Return the full material exactly.

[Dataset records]
— Start —

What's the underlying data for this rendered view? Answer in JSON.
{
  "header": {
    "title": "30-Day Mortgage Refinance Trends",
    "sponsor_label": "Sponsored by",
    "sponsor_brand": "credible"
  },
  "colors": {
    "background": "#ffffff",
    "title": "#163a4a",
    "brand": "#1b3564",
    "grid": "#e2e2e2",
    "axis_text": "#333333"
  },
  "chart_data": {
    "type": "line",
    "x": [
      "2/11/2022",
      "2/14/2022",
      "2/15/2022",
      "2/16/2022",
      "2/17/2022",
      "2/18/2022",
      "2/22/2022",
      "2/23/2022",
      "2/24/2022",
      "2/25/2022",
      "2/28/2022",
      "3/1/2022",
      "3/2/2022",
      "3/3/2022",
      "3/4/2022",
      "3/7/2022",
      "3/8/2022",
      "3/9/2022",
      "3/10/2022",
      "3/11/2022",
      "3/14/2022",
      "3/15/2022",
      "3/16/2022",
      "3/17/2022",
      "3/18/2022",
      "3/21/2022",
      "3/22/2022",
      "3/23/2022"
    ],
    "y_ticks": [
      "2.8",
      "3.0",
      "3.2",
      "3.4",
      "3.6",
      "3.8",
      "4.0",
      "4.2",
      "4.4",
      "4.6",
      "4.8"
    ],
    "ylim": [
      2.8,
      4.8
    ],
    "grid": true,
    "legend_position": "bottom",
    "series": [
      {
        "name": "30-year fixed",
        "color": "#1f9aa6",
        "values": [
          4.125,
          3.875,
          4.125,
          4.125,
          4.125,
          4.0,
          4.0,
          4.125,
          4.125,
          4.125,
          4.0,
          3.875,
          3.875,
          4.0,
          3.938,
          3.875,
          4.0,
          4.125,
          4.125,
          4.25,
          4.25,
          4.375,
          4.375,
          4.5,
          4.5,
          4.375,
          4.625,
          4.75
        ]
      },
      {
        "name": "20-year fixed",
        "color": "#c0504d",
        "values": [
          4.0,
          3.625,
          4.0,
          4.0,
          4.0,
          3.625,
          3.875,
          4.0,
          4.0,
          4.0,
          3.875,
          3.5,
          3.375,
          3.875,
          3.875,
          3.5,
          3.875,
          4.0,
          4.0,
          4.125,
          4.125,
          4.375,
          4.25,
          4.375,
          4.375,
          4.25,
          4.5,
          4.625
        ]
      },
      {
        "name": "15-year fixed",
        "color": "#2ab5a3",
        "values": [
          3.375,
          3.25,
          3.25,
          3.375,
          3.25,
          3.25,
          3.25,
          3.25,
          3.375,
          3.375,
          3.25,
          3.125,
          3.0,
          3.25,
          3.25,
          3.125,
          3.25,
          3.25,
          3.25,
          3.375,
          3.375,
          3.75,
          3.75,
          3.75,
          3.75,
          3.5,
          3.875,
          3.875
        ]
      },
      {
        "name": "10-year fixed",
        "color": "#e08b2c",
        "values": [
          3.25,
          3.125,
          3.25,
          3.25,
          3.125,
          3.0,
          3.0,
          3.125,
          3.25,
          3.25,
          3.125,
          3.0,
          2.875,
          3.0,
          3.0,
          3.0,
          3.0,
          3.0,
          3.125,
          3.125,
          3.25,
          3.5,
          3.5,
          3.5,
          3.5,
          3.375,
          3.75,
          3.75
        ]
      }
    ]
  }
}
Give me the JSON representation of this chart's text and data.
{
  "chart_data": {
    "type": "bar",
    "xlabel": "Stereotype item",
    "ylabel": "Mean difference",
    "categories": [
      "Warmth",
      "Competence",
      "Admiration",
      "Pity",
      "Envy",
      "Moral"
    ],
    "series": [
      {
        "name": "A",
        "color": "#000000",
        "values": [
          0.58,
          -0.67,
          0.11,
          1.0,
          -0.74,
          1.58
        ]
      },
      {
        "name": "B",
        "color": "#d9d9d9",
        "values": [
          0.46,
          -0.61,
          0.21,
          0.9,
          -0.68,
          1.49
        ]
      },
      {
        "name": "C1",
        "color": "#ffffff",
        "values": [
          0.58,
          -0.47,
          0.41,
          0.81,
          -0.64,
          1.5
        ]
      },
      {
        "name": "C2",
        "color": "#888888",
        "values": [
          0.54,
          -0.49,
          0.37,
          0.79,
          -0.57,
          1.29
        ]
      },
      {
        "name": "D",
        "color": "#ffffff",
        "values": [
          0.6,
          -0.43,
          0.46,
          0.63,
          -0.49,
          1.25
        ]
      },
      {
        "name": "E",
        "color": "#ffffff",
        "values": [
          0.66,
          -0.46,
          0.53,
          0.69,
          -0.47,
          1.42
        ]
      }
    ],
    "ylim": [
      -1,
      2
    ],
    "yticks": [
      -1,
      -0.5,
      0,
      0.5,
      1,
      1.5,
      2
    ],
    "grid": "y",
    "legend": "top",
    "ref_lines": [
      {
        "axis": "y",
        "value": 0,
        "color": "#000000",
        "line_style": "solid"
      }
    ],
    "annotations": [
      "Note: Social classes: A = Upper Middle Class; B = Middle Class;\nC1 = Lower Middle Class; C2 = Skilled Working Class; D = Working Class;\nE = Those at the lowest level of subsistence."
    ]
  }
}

— End —

SOLUTION TO THE EXERCISE |
What's the underlying data for this rendered view? Answer in JSON.
{
  "header": {
    "title": "30-Day Mortgage Refinance Trends",
    "sponsor_label": "Sponsored by",
    "sponsor_brand": "credible"
  },
  "colors": {
    "background": "#ffffff",
    "title": "#163a4a",
    "brand": "#1b3564",
    "grid": "#e2e2e2",
    "axis_text": "#333333"
  },
  "chart_data": {
    "type": "line",
    "x": [
      "2/11/2022",
      "2/14/2022",
      "2/15/2022",
      "2/16/2022",
      "2/17/2022",
      "2/18/2022",
      "2/22/2022",
      "2/23/2022",
      "2/24/2022",
      "2/25/2022",
      "2/28/2022",
      "3/1/2022",
      "3/2/2022",
      "3/3/2022",
      "3/4/2022",
      "3/7/2022",
      "3/8/2022",
      "3/9/2022",
      "3/10/2022",
      "3/11/2022",
      "3/14/2022",
      "3/15/2022",
      "3/16/2022",
      "3/17/2022",
      "3/18/2022",
      "3/21/2022",
      "3/22/2022",
      "3/23/2022"
    ],
    "y_ticks": [
      "2.8",
      "3.0",
      "3.2",
      "3.4",
      "3.6",
      "3.8",
      "4.0",
      "4.2",
      "4.4",
      "4.6",
      "4.8"
    ],
    "ylim": [
      2.8,
      4.8
    ],
    "grid": true,
    "legend_position": "bottom",
    "series": [
      {
        "name": "30-year fixed",
        "color": "#1f9aa6",
        "values": [
          4.125,
          3.875,
          4.125,
          4.125,
          4.125,
          4.0,
          4.0,
          4.125,
          4.125,
          4.125,
          4.0,
          3.875,
          3.875,
          4.0,
          3.938,
          3.875,
          4.0,
          4.125,
          4.125,
          4.25,
          4.25,
          4.375,
          4.375,
          4.5,
          4.5,
          4.375,
          4.625,
          4.75
        ]
      },
      {
        "name": "20-year fixed",
        "color": "#c0504d",
        "values": [
          4.0,
          3.625,
          4.0,
          4.0,
          4.0,
          3.625,
          3.875,
          4.0,
          4.0,
          4.0,
          3.875,
          3.5,
          3.375,
          3.875,
          3.875,
          3.5,
          3.875,
          4.0,
          4.0,
          4.125,
          4.125,
          4.375,
          4.25,
          4.375,
          4.375,
          4.25,
          4.5,
          4.625
        ]
      },
      {
        "name": "15-year fixed",
        "color": "#2ab5a3",
        "values": [
          3.375,
          3.25,
          3.25,
          3.375,
          3.25,
          3.25,
          3.25,
          3.25,
          3.375,
          3.375,
          3.25,
          3.125,
          3.0,
          3.25,
          3.25,
          3.125,
          3.25,
          3.25,
          3.25,
          3.375,
          3.375,
          3.75,
          3.75,
          3.75,
          3.75,
          3.5,
          3.875,
          3.875
        ]
      },
      {
        "name": "10-year fixed",
        "color": "#e08b2c",
        "values": [
          3.25,
          3.125,
          3.25,
          3.25,
          3.125,
          3.0,
          3.0,
          3.125,
          3.25,
          3.25,
          3.125,
          3.0,
          2.875,
          3.0,
          3.0,
          3.0,
          3.0,
          3.0,
          3.125,
          3.125,
          3.25,
          3.5,
          3.5,
          3.5,
          3.5,
          3.375,
          3.75,
          3.75
        ]
      }
    ]
  }
}
Give me the JSON representation of this chart's text and data.
{
  "chart_data": {
    "type": "bar",
    "xlabel": "Stereotype item",
    "ylabel": "Mean difference",
    "categories": [
      "Warmth",
      "Competence",
      "Admiration",
      "Pity",
      "Envy",
      "Moral"
    ],
    "series": [
      {
        "name": "A",
        "color": "#000000",
        "values": [
          0.58,
          -0.67,
          0.11,
          1.0,
          -0.74,
          1.58
        ]
      },
      {
        "name": "B",
        "color": "#d9d9d9",
        "values": [
          0.46,
          -0.61,
          0.21,
          0.9,
          -0.68,
          1.49
        ]
      },
      {
        "name": "C1",
        "color": "#ffffff",
        "values": [
          0.58,
          -0.47,
          0.41,
          0.81,
          -0.64,
          1.5
        ]
      },
      {
        "name": "C2",
        "color": "#888888",
        "values": [
          0.54,
          -0.49,
          0.37,
          0.79,
          -0.57,
          1.29
        ]
      },
      {
        "name": "D",
        "color": "#ffffff",
        "values": [
          0.6,
          -0.43,
          0.46,
          0.63,
          -0.49,
          1.25
        ]
      },
      {
        "name": "E",
        "color": "#ffffff",
        "values": [
          0.66,
          -0.46,
          0.53,
          0.69,
          -0.47,
          1.42
        ]
      }
    ],
    "ylim": [
      -1,
      2
    ],
    "yticks": [
      -1,
      -0.5,
      0,
      0.5,
      1,
      1.5,
      2
    ],
    "grid": "y",
    "legend": "top",
    "ref_lines": [
      {
        "axis": "y",
        "value": 0,
        "color": "#000000",
        "line_style": "solid"
      }
    ],
    "annotations": [
      "Note: Social classes: A = Upper Middle Class; B = Middle Class;\nC1 = Lower Middle Class; C2 = Skilled Working Class; D = Working Class;\nE = Those at the lowest level of subsistence."
    ]
  }
}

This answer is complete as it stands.